* start Provided data *

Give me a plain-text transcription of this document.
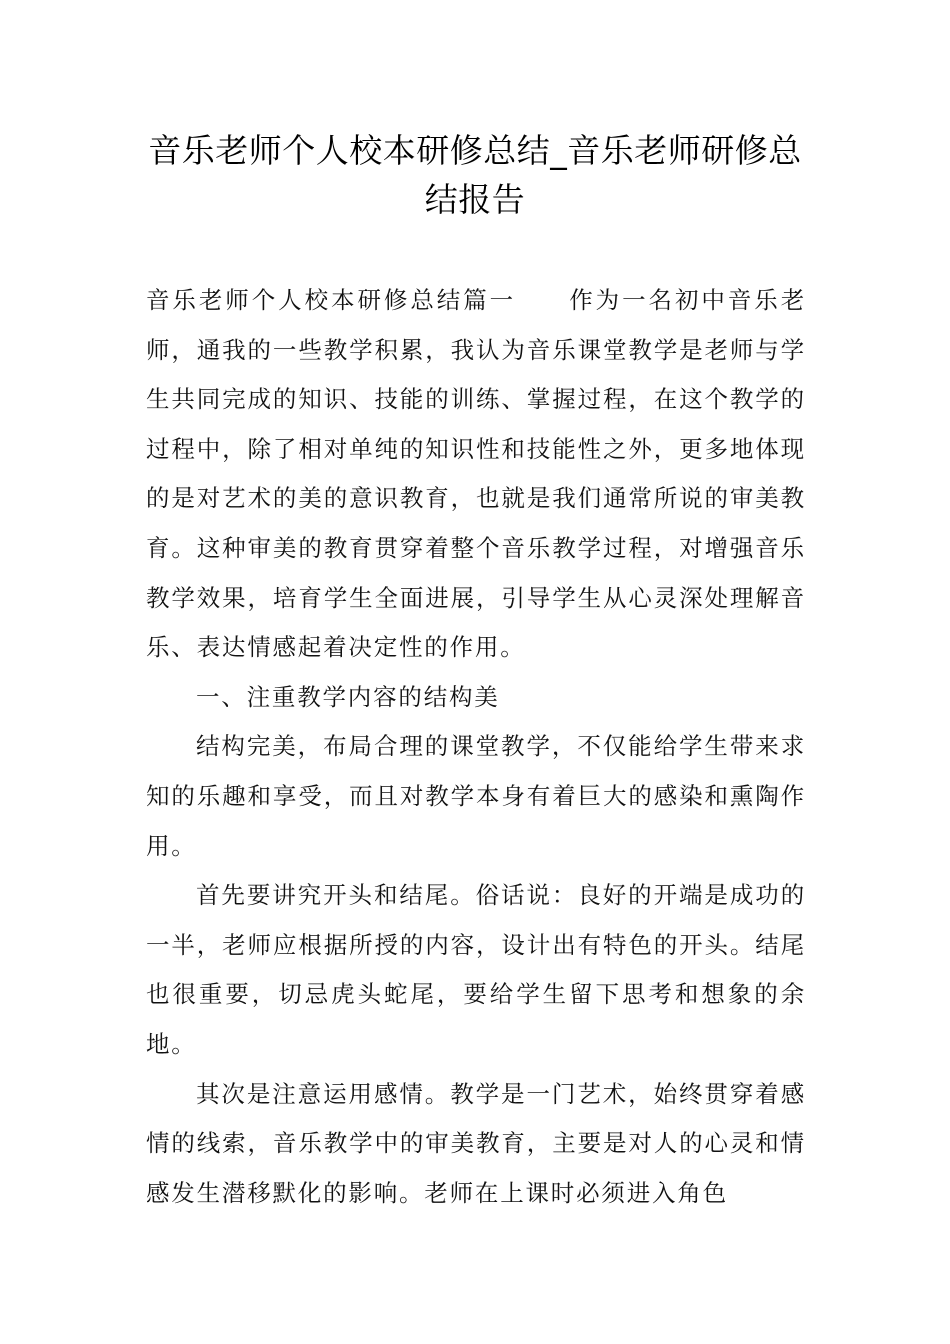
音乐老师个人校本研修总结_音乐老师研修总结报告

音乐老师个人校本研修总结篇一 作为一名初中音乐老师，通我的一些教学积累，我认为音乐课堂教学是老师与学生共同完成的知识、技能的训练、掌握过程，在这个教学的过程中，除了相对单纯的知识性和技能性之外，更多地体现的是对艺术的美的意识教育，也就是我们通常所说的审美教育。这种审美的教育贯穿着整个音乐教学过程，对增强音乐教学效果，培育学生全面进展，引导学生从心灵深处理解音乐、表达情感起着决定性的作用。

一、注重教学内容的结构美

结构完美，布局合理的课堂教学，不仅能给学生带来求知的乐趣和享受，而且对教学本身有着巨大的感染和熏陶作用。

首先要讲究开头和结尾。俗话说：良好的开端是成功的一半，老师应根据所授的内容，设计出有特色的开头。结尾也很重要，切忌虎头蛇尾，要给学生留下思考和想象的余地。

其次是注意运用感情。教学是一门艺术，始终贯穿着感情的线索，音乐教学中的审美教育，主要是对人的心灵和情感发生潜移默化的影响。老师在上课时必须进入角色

* end Provided data *
* start Provided data *

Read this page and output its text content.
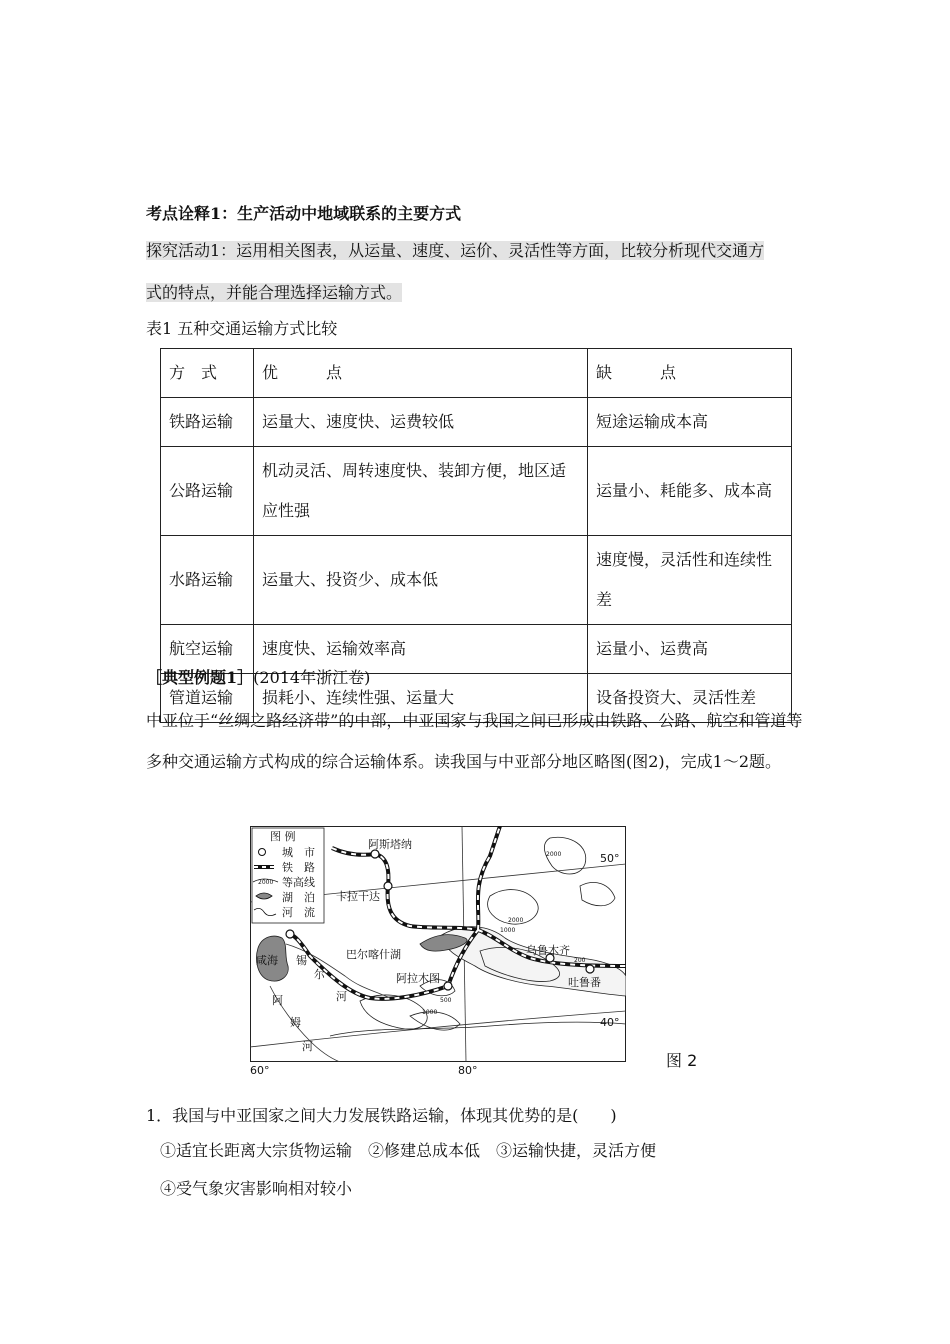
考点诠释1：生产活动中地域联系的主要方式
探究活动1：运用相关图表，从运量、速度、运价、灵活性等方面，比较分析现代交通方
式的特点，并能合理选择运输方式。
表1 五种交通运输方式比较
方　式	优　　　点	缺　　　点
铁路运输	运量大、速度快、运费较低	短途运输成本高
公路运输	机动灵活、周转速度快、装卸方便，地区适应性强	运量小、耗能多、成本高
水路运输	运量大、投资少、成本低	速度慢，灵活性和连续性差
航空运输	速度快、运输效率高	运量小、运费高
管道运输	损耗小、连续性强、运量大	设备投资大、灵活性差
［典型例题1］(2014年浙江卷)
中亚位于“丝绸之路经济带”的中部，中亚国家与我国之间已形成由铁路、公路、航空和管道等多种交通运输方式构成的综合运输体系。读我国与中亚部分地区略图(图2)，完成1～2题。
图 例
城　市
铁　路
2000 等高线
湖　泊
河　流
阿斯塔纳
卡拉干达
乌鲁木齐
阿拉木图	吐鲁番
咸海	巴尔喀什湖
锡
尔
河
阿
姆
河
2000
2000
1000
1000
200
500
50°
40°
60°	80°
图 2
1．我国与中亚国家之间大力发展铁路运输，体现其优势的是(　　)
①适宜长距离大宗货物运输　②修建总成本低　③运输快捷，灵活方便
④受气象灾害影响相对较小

* end Provided data *

Exercise objective: How many lines of the listing above include the word "this"? State the number and nothing else.

Final answer: 2